Written exercise:
Print the complete set of entries exactly.

Task inputs:

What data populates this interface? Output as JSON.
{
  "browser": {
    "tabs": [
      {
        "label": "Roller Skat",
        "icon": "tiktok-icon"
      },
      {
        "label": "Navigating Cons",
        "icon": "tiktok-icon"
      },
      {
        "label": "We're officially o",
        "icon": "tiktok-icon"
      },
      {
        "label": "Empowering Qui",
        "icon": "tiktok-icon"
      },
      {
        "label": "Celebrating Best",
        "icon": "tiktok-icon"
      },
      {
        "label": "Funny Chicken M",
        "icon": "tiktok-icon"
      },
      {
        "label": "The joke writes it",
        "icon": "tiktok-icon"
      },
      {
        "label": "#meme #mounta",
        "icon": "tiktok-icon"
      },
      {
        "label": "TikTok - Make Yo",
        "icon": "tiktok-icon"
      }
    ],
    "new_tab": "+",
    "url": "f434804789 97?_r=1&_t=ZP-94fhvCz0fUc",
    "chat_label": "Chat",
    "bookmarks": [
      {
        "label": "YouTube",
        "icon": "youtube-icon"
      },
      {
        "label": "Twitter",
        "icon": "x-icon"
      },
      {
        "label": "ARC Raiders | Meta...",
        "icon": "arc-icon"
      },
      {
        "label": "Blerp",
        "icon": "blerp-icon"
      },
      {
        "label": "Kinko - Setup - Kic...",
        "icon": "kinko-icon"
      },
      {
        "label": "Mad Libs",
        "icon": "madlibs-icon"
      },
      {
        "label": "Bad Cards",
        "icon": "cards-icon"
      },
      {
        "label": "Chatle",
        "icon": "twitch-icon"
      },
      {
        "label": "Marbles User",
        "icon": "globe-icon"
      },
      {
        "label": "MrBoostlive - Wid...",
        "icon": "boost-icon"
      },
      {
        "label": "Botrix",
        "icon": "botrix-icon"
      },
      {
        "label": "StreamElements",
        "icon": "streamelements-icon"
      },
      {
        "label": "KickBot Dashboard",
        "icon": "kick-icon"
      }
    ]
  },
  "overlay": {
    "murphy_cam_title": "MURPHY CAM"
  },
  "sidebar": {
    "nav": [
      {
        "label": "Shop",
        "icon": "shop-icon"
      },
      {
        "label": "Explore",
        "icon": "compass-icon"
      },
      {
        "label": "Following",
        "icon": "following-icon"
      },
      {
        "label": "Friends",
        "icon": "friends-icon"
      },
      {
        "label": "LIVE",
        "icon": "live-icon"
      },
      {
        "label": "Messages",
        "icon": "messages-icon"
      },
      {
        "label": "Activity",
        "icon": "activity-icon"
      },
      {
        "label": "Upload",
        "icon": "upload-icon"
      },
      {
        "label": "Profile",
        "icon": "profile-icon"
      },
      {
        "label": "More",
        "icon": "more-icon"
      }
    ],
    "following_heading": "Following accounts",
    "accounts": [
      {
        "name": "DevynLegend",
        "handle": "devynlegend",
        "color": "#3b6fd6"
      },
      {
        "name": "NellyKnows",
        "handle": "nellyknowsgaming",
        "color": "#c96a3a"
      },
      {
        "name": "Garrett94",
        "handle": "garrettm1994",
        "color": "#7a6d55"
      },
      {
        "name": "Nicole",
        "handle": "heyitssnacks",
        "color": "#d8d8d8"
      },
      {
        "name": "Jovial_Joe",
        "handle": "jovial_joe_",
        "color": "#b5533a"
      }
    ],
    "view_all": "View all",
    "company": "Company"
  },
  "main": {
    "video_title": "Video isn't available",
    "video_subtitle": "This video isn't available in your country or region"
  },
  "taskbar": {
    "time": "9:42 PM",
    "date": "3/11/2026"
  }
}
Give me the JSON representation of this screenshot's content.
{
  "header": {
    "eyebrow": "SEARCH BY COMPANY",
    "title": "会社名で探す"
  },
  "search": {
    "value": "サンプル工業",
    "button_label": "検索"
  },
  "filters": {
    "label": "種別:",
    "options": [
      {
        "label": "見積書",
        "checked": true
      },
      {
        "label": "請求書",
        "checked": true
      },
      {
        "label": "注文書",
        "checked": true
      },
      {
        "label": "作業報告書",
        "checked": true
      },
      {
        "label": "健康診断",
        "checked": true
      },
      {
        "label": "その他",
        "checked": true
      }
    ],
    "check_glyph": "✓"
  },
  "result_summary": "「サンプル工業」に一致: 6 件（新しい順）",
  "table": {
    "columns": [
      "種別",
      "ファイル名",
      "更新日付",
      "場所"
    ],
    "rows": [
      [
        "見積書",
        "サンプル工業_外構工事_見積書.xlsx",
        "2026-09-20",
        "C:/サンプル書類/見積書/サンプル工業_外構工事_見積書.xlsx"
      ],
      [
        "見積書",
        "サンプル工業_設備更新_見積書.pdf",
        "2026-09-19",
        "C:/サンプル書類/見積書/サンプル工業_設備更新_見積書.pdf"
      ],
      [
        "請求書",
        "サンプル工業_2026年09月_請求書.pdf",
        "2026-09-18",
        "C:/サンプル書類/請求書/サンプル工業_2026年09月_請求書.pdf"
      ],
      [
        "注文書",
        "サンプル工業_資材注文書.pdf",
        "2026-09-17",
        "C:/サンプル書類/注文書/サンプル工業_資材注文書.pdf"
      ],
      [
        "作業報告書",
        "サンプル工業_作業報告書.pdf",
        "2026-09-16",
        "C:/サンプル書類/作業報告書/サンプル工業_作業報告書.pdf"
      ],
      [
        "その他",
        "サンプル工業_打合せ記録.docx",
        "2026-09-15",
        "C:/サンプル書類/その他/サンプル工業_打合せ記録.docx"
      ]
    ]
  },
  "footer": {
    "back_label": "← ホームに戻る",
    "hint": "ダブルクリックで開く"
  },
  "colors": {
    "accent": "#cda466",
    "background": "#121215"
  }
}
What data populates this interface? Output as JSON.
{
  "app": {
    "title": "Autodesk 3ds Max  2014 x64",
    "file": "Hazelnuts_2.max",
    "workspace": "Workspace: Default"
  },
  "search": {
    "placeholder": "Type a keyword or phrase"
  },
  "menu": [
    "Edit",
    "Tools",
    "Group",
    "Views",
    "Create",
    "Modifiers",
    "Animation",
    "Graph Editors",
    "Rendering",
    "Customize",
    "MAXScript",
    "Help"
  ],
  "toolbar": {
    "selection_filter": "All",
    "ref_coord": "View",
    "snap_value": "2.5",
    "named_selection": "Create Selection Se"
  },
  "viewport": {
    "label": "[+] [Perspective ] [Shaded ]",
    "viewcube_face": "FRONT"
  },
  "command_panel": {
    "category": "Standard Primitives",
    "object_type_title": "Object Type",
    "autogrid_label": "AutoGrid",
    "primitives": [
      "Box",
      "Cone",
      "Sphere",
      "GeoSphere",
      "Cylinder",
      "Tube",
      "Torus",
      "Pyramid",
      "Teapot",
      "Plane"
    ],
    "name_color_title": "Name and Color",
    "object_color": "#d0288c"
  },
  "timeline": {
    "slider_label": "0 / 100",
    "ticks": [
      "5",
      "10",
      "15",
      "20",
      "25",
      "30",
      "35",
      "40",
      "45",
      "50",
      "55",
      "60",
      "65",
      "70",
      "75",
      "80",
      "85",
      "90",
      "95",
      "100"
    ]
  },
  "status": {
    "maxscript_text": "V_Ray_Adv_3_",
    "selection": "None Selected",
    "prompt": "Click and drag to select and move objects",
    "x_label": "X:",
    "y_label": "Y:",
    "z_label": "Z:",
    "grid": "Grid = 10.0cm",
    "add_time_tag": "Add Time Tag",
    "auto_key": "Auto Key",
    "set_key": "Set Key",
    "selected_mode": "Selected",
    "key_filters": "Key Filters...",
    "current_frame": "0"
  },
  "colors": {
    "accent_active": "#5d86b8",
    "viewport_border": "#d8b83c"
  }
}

Full output:
What data populates this interface? Output as JSON.
{
  "browser": {
    "tabs": [
      {
        "label": "Roller Skat",
        "icon": "tiktok-icon"
      },
      {
        "label": "Navigating Cons",
        "icon": "tiktok-icon"
      },
      {
        "label": "We're officially o",
        "icon": "tiktok-icon"
      },
      {
        "label": "Empowering Qui",
        "icon": "tiktok-icon"
      },
      {
        "label": "Celebrating Best",
        "icon": "tiktok-icon"
      },
      {
        "label": "Funny Chicken M",
        "icon": "tiktok-icon"
      },
      {
        "label": "The joke writes it",
        "icon": "tiktok-icon"
      },
      {
        "label": "#meme #mounta",
        "icon": "tiktok-icon"
      },
      {
        "label": "TikTok - Make Yo",
        "icon": "tiktok-icon"
      }
    ],
    "new_tab": "+",
    "url": "f434804789 97?_r=1&_t=ZP-94fhvCz0fUc",
    "chat_label": "Chat",
    "bookmarks": [
      {
        "label": "YouTube",
        "icon": "youtube-icon"
      },
      {
        "label": "Twitter",
        "icon": "x-icon"
      },
      {
        "label": "ARC Raiders | Meta...",
        "icon": "arc-icon"
      },
      {
        "label": "Blerp",
        "icon": "blerp-icon"
      },
      {
        "label": "Kinko - Setup - Kic...",
        "icon": "kinko-icon"
      },
      {
        "label": "Mad Libs",
        "icon": "madlibs-icon"
      },
      {
        "label": "Bad Cards",
        "icon": "cards-icon"
      },
      {
        "label": "Chatle",
        "icon": "twitch-icon"
      },
      {
        "label": "Marbles User",
        "icon": "globe-icon"
      },
      {
        "label": "MrBoostlive - Wid...",
        "icon": "boost-icon"
      },
      {
        "label": "Botrix",
        "icon": "botrix-icon"
      },
      {
        "label": "StreamElements",
        "icon": "streamelements-icon"
      },
      {
        "label": "KickBot Dashboard",
        "icon": "kick-icon"
      }
    ]
  },
  "overlay": {
    "murphy_cam_title": "MURPHY CAM"
  },
  "sidebar": {
    "nav": [
      {
        "label": "Shop",
        "icon": "shop-icon"
      },
      {
        "label": "Explore",
        "icon": "compass-icon"
      },
      {
        "label": "Following",
        "icon": "following-icon"
      },
      {
        "label": "Friends",
        "icon": "friends-icon"
      },
      {
        "label": "LIVE",
        "icon": "live-icon"
      },
      {
        "label": "Messages",
        "icon": "messages-icon"
      },
      {
        "label": "Activity",
        "icon": "activity-icon"
      },
      {
        "label": "Upload",
        "icon": "upload-icon"
      },
      {
        "label": "Profile",
        "icon": "profile-icon"
      },
      {
        "label": "More",
        "icon": "more-icon"
      }
    ],
    "following_heading": "Following accounts",
    "accounts": [
      {
        "name": "DevynLegend",
        "handle": "devynlegend",
        "color": "#3b6fd6"
      },
      {
        "name": "NellyKnows",
        "handle": "nellyknowsgaming",
        "color": "#c96a3a"
      },
      {
        "name": "Garrett94",
        "handle": "garrettm1994",
        "color": "#7a6d55"
      },
      {
        "name": "Nicole",
        "handle": "heyitssnacks",
        "color": "#d8d8d8"
      },
      {
        "name": "Jovial_Joe",
        "handle": "jovial_joe_",
        "color": "#b5533a"
      }
    ],
    "view_all": "View all",
    "company": "Company"
  },
  "main": {
    "video_title": "Video isn't available",
    "video_subtitle": "This video isn't available in your country or region"
  },
  "taskbar": {
    "time": "9:42 PM",
    "date": "3/11/2026"
  }
}
Give me the JSON representation of this screenshot's content.
{
  "header": {
    "eyebrow": "SEARCH BY COMPANY",
    "title": "会社名で探す"
  },
  "search": {
    "value": "サンプル工業",
    "button_label": "検索"
  },
  "filters": {
    "label": "種別:",
    "options": [
      {
        "label": "見積書",
        "checked": true
      },
      {
        "label": "請求書",
        "checked": true
      },
      {
        "label": "注文書",
        "checked": true
      },
      {
        "label": "作業報告書",
        "checked": true
      },
      {
        "label": "健康診断",
        "checked": true
      },
      {
        "label": "その他",
        "checked": true
      }
    ],
    "check_glyph": "✓"
  },
  "result_summary": "「サンプル工業」に一致: 6 件（新しい順）",
  "table": {
    "columns": [
      "種別",
      "ファイル名",
      "更新日付",
      "場所"
    ],
    "rows": [
      [
        "見積書",
        "サンプル工業_外構工事_見積書.xlsx",
        "2026-09-20",
        "C:/サンプル書類/見積書/サンプル工業_外構工事_見積書.xlsx"
      ],
      [
        "見積書",
        "サンプル工業_設備更新_見積書.pdf",
        "2026-09-19",
        "C:/サンプル書類/見積書/サンプル工業_設備更新_見積書.pdf"
      ],
      [
        "請求書",
        "サンプル工業_2026年09月_請求書.pdf",
        "2026-09-18",
        "C:/サンプル書類/請求書/サンプル工業_2026年09月_請求書.pdf"
      ],
      [
        "注文書",
        "サンプル工業_資材注文書.pdf",
        "2026-09-17",
        "C:/サンプル書類/注文書/サンプル工業_資材注文書.pdf"
      ],
      [
        "作業報告書",
        "サンプル工業_作業報告書.pdf",
        "2026-09-16",
        "C:/サンプル書類/作業報告書/サンプル工業_作業報告書.pdf"
      ],
      [
        "その他",
        "サンプル工業_打合せ記録.docx",
        "2026-09-15",
        "C:/サンプル書類/その他/サンプル工業_打合せ記録.docx"
      ]
    ]
  },
  "footer": {
    "back_label": "← ホームに戻る",
    "hint": "ダブルクリックで開く"
  },
  "colors": {
    "accent": "#cda466",
    "background": "#121215"
  }
}
What data populates this interface? Output as JSON.
{
  "app": {
    "title": "Autodesk 3ds Max  2014 x64",
    "file": "Hazelnuts_2.max",
    "workspace": "Workspace: Default"
  },
  "search": {
    "placeholder": "Type a keyword or phrase"
  },
  "menu": [
    "Edit",
    "Tools",
    "Group",
    "Views",
    "Create",
    "Modifiers",
    "Animation",
    "Graph Editors",
    "Rendering",
    "Customize",
    "MAXScript",
    "Help"
  ],
  "toolbar": {
    "selection_filter": "All",
    "ref_coord": "View",
    "snap_value": "2.5",
    "named_selection": "Create Selection Se"
  },
  "viewport": {
    "label": "[+] [Perspective ] [Shaded ]",
    "viewcube_face": "FRONT"
  },
  "command_panel": {
    "category": "Standard Primitives",
    "object_type_title": "Object Type",
    "autogrid_label": "AutoGrid",
    "primitives": [
      "Box",
      "Cone",
      "Sphere",
      "GeoSphere",
      "Cylinder",
      "Tube",
      "Torus",
      "Pyramid",
      "Teapot",
      "Plane"
    ],
    "name_color_title": "Name and Color",
    "object_color": "#d0288c"
  },
  "timeline": {
    "slider_label": "0 / 100",
    "ticks": [
      "5",
      "10",
      "15",
      "20",
      "25",
      "30",
      "35",
      "40",
      "45",
      "50",
      "55",
      "60",
      "65",
      "70",
      "75",
      "80",
      "85",
      "90",
      "95",
      "100"
    ]
  },
  "status": {
    "maxscript_text": "V_Ray_Adv_3_",
    "selection": "None Selected",
    "prompt": "Click and drag to select and move objects",
    "x_label": "X:",
    "y_label": "Y:",
    "z_label": "Z:",
    "grid": "Grid = 10.0cm",
    "add_time_tag": "Add Time Tag",
    "auto_key": "Auto Key",
    "set_key": "Set Key",
    "selected_mode": "Selected",
    "key_filters": "Key Filters...",
    "current_frame": "0"
  },
  "colors": {
    "accent_active": "#5d86b8",
    "viewport_border": "#d8b83c"
  }
}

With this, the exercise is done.